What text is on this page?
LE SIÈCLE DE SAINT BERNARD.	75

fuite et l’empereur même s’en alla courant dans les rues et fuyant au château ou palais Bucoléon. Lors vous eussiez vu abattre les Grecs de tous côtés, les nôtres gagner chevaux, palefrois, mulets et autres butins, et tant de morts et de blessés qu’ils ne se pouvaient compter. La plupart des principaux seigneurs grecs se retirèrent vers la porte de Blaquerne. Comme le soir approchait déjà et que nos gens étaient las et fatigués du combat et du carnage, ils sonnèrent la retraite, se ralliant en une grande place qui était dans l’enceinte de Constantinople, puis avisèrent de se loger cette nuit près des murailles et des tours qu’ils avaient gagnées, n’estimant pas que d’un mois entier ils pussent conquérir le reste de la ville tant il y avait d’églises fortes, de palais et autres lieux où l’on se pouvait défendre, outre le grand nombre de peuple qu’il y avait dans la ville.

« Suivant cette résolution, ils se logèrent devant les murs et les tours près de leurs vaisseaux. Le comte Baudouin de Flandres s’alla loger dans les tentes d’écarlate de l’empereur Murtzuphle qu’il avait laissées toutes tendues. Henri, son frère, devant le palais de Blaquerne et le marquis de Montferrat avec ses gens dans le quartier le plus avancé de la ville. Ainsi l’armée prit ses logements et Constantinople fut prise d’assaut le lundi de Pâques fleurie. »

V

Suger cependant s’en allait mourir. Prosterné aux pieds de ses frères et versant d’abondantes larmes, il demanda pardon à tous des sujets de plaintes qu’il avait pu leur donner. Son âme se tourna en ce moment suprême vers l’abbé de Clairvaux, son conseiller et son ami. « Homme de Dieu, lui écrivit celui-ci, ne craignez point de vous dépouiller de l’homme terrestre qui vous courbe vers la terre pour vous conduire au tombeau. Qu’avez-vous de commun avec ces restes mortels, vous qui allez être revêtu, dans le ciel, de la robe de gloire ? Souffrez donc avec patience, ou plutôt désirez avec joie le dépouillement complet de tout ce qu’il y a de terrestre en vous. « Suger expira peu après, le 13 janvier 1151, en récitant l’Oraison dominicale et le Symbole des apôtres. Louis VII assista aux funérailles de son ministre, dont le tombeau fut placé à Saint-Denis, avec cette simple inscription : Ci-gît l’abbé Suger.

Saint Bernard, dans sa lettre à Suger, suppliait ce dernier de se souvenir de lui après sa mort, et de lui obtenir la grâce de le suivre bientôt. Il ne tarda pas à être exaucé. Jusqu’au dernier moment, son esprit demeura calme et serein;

To be done: Restate each entry exactly, skipping none.

Complete response:
What text is on this page?
LE SIÈCLE DE SAINT BERNARD.	75

fuite et l’empereur même s’en alla courant dans les rues et fuyant au château ou palais Bucoléon. Lors vous eussiez vu abattre les Grecs de tous côtés, les nôtres gagner chevaux, palefrois, mulets et autres butins, et tant de morts et de blessés qu’ils ne se pouvaient compter. La plupart des principaux seigneurs grecs se retirèrent vers la porte de Blaquerne. Comme le soir approchait déjà et que nos gens étaient las et fatigués du combat et du carnage, ils sonnèrent la retraite, se ralliant en une grande place qui était dans l’enceinte de Constantinople, puis avisèrent de se loger cette nuit près des murailles et des tours qu’ils avaient gagnées, n’estimant pas que d’un mois entier ils pussent conquérir le reste de la ville tant il y avait d’églises fortes, de palais et autres lieux où l’on se pouvait défendre, outre le grand nombre de peuple qu’il y avait dans la ville.

« Suivant cette résolution, ils se logèrent devant les murs et les tours près de leurs vaisseaux. Le comte Baudouin de Flandres s’alla loger dans les tentes d’écarlate de l’empereur Murtzuphle qu’il avait laissées toutes tendues. Henri, son frère, devant le palais de Blaquerne et le marquis de Montferrat avec ses gens dans le quartier le plus avancé de la ville. Ainsi l’armée prit ses logements et Constantinople fut prise d’assaut le lundi de Pâques fleurie. »

V

Suger cependant s’en allait mourir. Prosterné aux pieds de ses frères et versant d’abondantes larmes, il demanda pardon à tous des sujets de plaintes qu’il avait pu leur donner. Son âme se tourna en ce moment suprême vers l’abbé de Clairvaux, son conseiller et son ami. « Homme de Dieu, lui écrivit celui-ci, ne craignez point de vous dépouiller de l’homme terrestre qui vous courbe vers la terre pour vous conduire au tombeau. Qu’avez-vous de commun avec ces restes mortels, vous qui allez être revêtu, dans le ciel, de la robe de gloire ? Souffrez donc avec patience, ou plutôt désirez avec joie le dépouillement complet de tout ce qu’il y a de terrestre en vous. « Suger expira peu après, le 13 janvier 1151, en récitant l’Oraison dominicale et le Symbole des apôtres. Louis VII assista aux funérailles de son ministre, dont le tombeau fut placé à Saint-Denis, avec cette simple inscription : Ci-gît l’abbé Suger.

Saint Bernard, dans sa lettre à Suger, suppliait ce dernier de se souvenir de lui après sa mort, et de lui obtenir la grâce de le suivre bientôt. Il ne tarda pas à être exaucé. Jusqu’au dernier moment, son esprit demeura calme et serein;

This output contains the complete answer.